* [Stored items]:
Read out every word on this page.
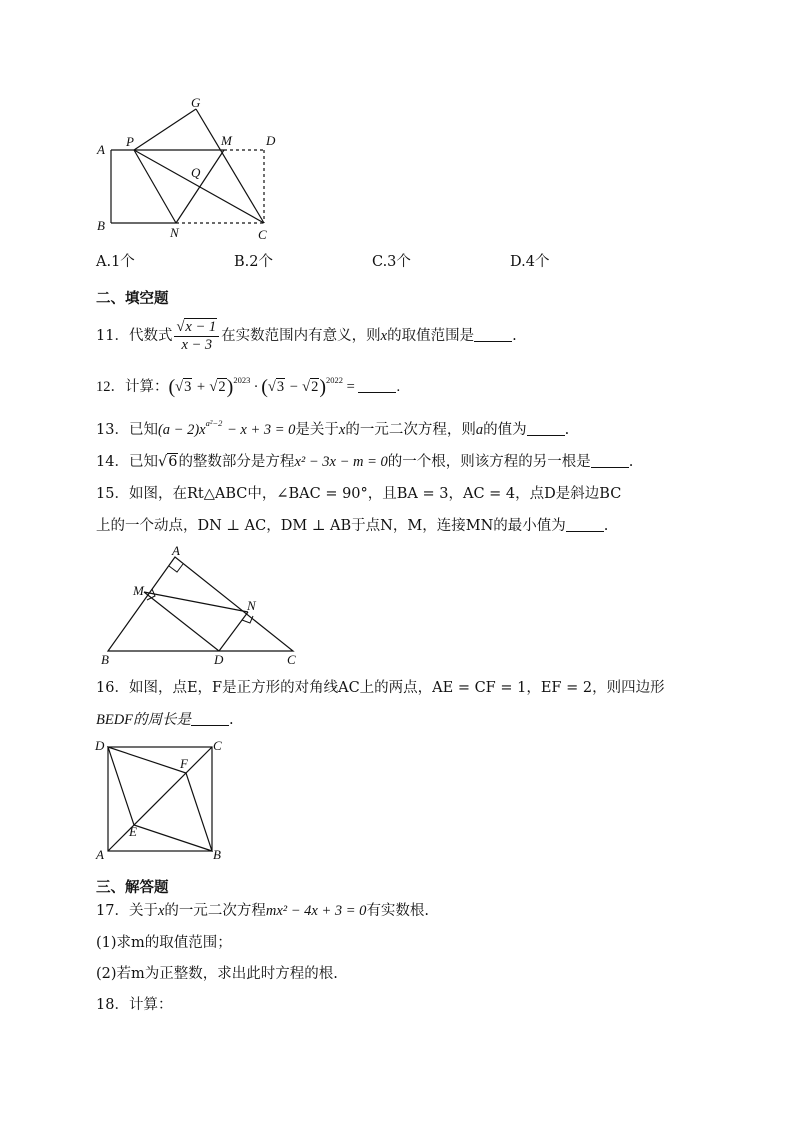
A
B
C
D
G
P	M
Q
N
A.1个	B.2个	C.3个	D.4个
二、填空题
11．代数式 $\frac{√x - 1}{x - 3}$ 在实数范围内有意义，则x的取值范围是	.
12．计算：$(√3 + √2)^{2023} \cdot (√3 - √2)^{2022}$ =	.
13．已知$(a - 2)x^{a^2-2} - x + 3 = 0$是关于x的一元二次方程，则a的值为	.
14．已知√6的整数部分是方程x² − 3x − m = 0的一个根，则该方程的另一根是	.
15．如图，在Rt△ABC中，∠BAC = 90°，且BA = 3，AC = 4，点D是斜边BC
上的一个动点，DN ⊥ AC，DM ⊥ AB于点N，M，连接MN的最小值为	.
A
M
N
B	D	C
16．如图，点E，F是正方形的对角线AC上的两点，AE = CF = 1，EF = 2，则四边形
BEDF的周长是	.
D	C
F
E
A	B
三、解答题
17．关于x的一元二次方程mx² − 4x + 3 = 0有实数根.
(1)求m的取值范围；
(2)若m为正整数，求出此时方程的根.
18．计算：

* [WORK REQUIRED]: Without the pictures, write out all of the material exactly.

* [EXERCISE OUTPUT]:
Read out every word on this page.
A
B
C
D
G
P	M
Q
N
A.1个	B.2个	C.3个	D.4个
二、填空题
11．代数式 $\frac{√x - 1}{x - 3}$ 在实数范围内有意义，则x的取值范围是	.
12．计算：$(√3 + √2)^{2023} \cdot (√3 - √2)^{2022}$ =	.
13．已知$(a - 2)x^{a^2-2} - x + 3 = 0$是关于x的一元二次方程，则a的值为	.
14．已知√6的整数部分是方程x² − 3x − m = 0的一个根，则该方程的另一根是	.
15．如图，在Rt△ABC中，∠BAC = 90°，且BA = 3，AC = 4，点D是斜边BC
上的一个动点，DN ⊥ AC，DM ⊥ AB于点N，M，连接MN的最小值为	.
A
M
N
B	D	C
16．如图，点E，F是正方形的对角线AC上的两点，AE = CF = 1，EF = 2，则四边形
BEDF的周长是	.
D	C
F
E
A	B
三、解答题
17．关于x的一元二次方程mx² − 4x + 3 = 0有实数根.
(1)求m的取值范围；
(2)若m为正整数，求出此时方程的根.
18．计算：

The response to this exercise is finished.